**Exercise requirements**
Pull every line that holds the word "ограниченными" from the entries.

▬▬▬

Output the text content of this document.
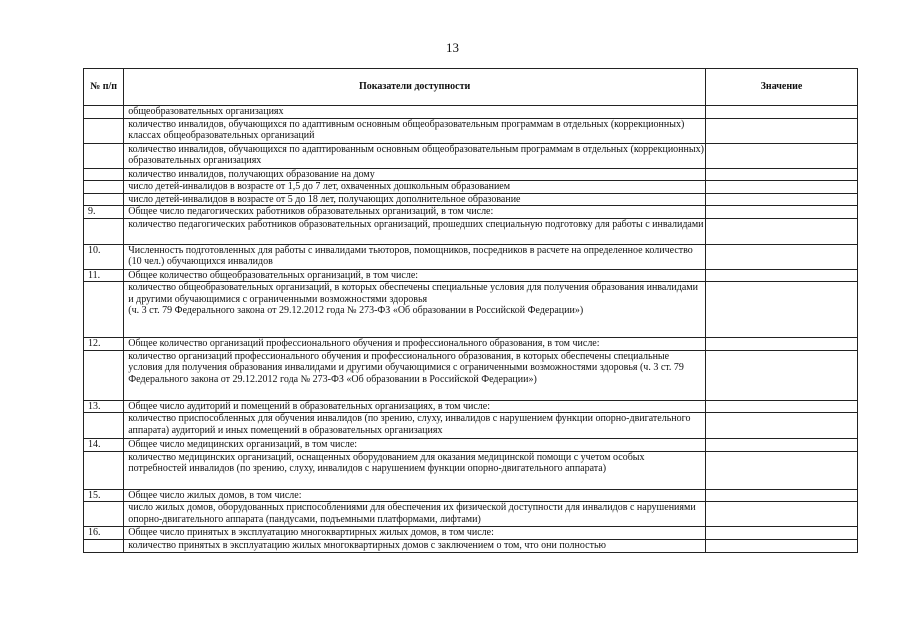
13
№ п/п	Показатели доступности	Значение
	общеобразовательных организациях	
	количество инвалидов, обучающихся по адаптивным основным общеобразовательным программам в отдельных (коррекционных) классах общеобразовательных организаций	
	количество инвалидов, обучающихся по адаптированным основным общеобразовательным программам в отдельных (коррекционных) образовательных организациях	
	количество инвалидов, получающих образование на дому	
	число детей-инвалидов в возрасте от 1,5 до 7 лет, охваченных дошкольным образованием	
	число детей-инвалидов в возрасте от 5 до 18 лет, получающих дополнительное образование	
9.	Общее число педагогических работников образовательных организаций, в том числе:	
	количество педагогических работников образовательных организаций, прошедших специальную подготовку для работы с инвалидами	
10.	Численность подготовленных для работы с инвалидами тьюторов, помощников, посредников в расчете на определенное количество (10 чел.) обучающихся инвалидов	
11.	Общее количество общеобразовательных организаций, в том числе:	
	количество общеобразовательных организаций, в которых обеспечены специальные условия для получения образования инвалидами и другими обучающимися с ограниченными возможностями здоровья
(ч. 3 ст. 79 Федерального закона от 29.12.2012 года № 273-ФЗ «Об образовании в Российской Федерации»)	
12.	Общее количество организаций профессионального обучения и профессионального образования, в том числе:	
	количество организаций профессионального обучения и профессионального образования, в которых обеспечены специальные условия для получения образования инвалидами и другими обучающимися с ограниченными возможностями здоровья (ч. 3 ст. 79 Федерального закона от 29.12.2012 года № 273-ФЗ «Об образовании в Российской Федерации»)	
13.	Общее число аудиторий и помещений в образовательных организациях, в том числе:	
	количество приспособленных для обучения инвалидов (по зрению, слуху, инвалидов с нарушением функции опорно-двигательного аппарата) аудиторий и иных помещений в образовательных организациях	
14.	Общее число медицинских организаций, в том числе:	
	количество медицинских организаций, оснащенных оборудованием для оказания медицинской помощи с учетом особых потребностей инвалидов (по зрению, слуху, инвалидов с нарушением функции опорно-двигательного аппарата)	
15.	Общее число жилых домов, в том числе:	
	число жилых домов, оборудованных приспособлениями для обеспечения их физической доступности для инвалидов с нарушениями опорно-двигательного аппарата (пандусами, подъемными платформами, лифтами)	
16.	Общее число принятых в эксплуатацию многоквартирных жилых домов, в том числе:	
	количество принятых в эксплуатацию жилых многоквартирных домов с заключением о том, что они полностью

▬▬▬

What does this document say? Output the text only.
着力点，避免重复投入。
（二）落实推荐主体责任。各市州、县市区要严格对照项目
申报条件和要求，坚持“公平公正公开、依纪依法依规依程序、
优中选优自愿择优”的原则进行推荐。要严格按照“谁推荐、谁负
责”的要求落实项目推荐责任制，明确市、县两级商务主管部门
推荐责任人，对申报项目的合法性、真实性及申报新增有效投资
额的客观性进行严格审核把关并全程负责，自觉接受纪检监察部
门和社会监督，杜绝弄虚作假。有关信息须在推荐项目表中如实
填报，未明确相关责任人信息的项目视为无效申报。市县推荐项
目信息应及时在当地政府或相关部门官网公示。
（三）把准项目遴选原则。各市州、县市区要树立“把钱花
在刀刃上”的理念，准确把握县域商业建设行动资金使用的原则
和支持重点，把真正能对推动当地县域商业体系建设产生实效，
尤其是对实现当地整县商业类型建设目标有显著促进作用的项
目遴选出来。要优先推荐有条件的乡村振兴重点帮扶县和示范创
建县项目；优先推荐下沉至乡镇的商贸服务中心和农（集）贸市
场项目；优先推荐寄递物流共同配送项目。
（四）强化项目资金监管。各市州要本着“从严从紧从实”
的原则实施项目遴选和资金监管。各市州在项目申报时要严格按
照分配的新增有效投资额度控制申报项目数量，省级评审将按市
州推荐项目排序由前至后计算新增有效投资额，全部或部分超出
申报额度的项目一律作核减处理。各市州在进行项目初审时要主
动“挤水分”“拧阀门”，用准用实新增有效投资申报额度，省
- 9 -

▬▬▬

**Solution to this task**
	количество общеобразовательных организаций, в которых обеспечены специальные условия для получения образования инвалидами и другими обучающимися с ограниченными возможностями здоровья
	количество организаций профессионального обучения и профессионального образования, в которых обеспечены специальные условия для получения образования инвалидами и другими обучающимися с ограниченными возможностями здоровья (ч. 3 ст. 79 Федерального закона от 29.12.2012 года № 273-ФЗ «Об образовании в Российской Федерации»)	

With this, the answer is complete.